Excerpts from a figure dataset:
---+---
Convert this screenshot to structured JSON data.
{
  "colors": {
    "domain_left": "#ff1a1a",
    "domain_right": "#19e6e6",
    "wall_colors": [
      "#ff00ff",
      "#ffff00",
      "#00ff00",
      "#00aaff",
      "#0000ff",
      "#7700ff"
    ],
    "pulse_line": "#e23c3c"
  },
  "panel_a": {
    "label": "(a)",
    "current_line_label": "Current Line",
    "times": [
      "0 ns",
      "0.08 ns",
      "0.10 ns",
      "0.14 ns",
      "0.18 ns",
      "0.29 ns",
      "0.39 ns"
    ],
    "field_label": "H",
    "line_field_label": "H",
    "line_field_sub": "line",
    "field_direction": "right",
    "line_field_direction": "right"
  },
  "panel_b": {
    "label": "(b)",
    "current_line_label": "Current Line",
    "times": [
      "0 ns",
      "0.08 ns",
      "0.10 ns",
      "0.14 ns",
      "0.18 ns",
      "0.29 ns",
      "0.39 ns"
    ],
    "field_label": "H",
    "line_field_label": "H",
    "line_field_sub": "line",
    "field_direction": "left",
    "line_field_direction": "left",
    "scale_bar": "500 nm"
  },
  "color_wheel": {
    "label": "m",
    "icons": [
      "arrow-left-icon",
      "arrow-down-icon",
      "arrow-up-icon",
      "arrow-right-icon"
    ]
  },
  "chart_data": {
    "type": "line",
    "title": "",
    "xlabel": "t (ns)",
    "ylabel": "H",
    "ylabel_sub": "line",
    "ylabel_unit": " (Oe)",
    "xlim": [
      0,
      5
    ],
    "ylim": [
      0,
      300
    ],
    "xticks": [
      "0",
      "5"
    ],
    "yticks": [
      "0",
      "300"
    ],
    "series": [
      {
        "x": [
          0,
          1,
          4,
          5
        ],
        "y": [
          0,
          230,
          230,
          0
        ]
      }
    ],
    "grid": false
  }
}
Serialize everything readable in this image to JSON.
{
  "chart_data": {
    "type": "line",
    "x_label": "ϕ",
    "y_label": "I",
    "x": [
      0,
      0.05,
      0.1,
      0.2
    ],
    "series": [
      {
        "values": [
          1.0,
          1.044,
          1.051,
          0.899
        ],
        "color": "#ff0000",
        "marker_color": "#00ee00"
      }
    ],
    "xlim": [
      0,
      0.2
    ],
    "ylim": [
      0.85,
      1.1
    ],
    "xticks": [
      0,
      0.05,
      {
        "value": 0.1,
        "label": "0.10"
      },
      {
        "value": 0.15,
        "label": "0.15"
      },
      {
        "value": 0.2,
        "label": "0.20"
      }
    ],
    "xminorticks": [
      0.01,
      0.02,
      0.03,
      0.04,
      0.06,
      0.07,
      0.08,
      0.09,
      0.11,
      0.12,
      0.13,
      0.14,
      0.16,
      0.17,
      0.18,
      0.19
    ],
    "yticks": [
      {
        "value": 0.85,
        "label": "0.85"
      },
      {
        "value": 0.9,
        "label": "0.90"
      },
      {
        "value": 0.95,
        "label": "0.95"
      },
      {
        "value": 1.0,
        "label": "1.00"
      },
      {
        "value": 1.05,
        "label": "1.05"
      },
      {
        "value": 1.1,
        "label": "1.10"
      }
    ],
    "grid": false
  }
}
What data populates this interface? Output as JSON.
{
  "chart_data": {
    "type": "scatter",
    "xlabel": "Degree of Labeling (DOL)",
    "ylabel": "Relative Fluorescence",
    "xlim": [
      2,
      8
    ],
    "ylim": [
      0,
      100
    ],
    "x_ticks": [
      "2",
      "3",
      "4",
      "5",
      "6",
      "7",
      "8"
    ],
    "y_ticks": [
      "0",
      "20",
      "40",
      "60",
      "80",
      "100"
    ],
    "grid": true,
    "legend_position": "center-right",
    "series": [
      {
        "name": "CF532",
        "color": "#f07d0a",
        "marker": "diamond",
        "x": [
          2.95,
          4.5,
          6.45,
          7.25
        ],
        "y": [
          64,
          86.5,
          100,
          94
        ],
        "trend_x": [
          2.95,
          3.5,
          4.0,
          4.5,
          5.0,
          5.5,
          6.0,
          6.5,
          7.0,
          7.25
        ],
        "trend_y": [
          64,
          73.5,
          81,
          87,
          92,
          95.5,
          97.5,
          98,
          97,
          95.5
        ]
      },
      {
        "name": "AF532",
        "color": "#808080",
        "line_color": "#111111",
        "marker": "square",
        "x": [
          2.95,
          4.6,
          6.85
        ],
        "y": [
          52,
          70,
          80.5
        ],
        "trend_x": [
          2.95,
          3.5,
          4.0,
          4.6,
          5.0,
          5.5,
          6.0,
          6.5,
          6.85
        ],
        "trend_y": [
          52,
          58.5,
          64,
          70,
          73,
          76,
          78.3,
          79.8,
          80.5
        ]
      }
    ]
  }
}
---+---
▶ YOUR INSTRUCTIONS:
Send back all of the entries exactly, with nothing missing.

▶ OUTPUT BELOW:
Convert this screenshot to structured JSON data.
{
  "colors": {
    "domain_left": "#ff1a1a",
    "domain_right": "#19e6e6",
    "wall_colors": [
      "#ff00ff",
      "#ffff00",
      "#00ff00",
      "#00aaff",
      "#0000ff",
      "#7700ff"
    ],
    "pulse_line": "#e23c3c"
  },
  "panel_a": {
    "label": "(a)",
    "current_line_label": "Current Line",
    "times": [
      "0 ns",
      "0.08 ns",
      "0.10 ns",
      "0.14 ns",
      "0.18 ns",
      "0.29 ns",
      "0.39 ns"
    ],
    "field_label": "H",
    "line_field_label": "H",
    "line_field_sub": "line",
    "field_direction": "right",
    "line_field_direction": "right"
  },
  "panel_b": {
    "label": "(b)",
    "current_line_label": "Current Line",
    "times": [
      "0 ns",
      "0.08 ns",
      "0.10 ns",
      "0.14 ns",
      "0.18 ns",
      "0.29 ns",
      "0.39 ns"
    ],
    "field_label": "H",
    "line_field_label": "H",
    "line_field_sub": "line",
    "field_direction": "left",
    "line_field_direction": "left",
    "scale_bar": "500 nm"
  },
  "color_wheel": {
    "label": "m",
    "icons": [
      "arrow-left-icon",
      "arrow-down-icon",
      "arrow-up-icon",
      "arrow-right-icon"
    ]
  },
  "chart_data": {
    "type": "line",
    "title": "",
    "xlabel": "t (ns)",
    "ylabel": "H",
    "ylabel_sub": "line",
    "ylabel_unit": " (Oe)",
    "xlim": [
      0,
      5
    ],
    "ylim": [
      0,
      300
    ],
    "xticks": [
      "0",
      "5"
    ],
    "yticks": [
      "0",
      "300"
    ],
    "series": [
      {
        "x": [
          0,
          1,
          4,
          5
        ],
        "y": [
          0,
          230,
          230,
          0
        ]
      }
    ],
    "grid": false
  }
}
Serialize everything readable in this image to JSON.
{
  "chart_data": {
    "type": "line",
    "x_label": "ϕ",
    "y_label": "I",
    "x": [
      0,
      0.05,
      0.1,
      0.2
    ],
    "series": [
      {
        "values": [
          1.0,
          1.044,
          1.051,
          0.899
        ],
        "color": "#ff0000",
        "marker_color": "#00ee00"
      }
    ],
    "xlim": [
      0,
      0.2
    ],
    "ylim": [
      0.85,
      1.1
    ],
    "xticks": [
      0,
      0.05,
      {
        "value": 0.1,
        "label": "0.10"
      },
      {
        "value": 0.15,
        "label": "0.15"
      },
      {
        "value": 0.2,
        "label": "0.20"
      }
    ],
    "xminorticks": [
      0.01,
      0.02,
      0.03,
      0.04,
      0.06,
      0.07,
      0.08,
      0.09,
      0.11,
      0.12,
      0.13,
      0.14,
      0.16,
      0.17,
      0.18,
      0.19
    ],
    "yticks": [
      {
        "value": 0.85,
        "label": "0.85"
      },
      {
        "value": 0.9,
        "label": "0.90"
      },
      {
        "value": 0.95,
        "label": "0.95"
      },
      {
        "value": 1.0,
        "label": "1.00"
      },
      {
        "value": 1.05,
        "label": "1.05"
      },
      {
        "value": 1.1,
        "label": "1.10"
      }
    ],
    "grid": false
  }
}
What data populates this interface? Output as JSON.
{
  "chart_data": {
    "type": "scatter",
    "xlabel": "Degree of Labeling (DOL)",
    "ylabel": "Relative Fluorescence",
    "xlim": [
      2,
      8
    ],
    "ylim": [
      0,
      100
    ],
    "x_ticks": [
      "2",
      "3",
      "4",
      "5",
      "6",
      "7",
      "8"
    ],
    "y_ticks": [
      "0",
      "20",
      "40",
      "60",
      "80",
      "100"
    ],
    "grid": true,
    "legend_position": "center-right",
    "series": [
      {
        "name": "CF532",
        "color": "#f07d0a",
        "marker": "diamond",
        "x": [
          2.95,
          4.5,
          6.45,
          7.25
        ],
        "y": [
          64,
          86.5,
          100,
          94
        ],
        "trend_x": [
          2.95,
          3.5,
          4.0,
          4.5,
          5.0,
          5.5,
          6.0,
          6.5,
          7.0,
          7.25
        ],
        "trend_y": [
          64,
          73.5,
          81,
          87,
          92,
          95.5,
          97.5,
          98,
          97,
          95.5
        ]
      },
      {
        "name": "AF532",
        "color": "#808080",
        "line_color": "#111111",
        "marker": "square",
        "x": [
          2.95,
          4.6,
          6.85
        ],
        "y": [
          52,
          70,
          80.5
        ],
        "trend_x": [
          2.95,
          3.5,
          4.0,
          4.6,
          5.0,
          5.5,
          6.0,
          6.5,
          6.85
        ],
        "trend_y": [
          52,
          58.5,
          64,
          70,
          73,
          76,
          78.3,
          79.8,
          80.5
        ]
      }
    ]
  }
}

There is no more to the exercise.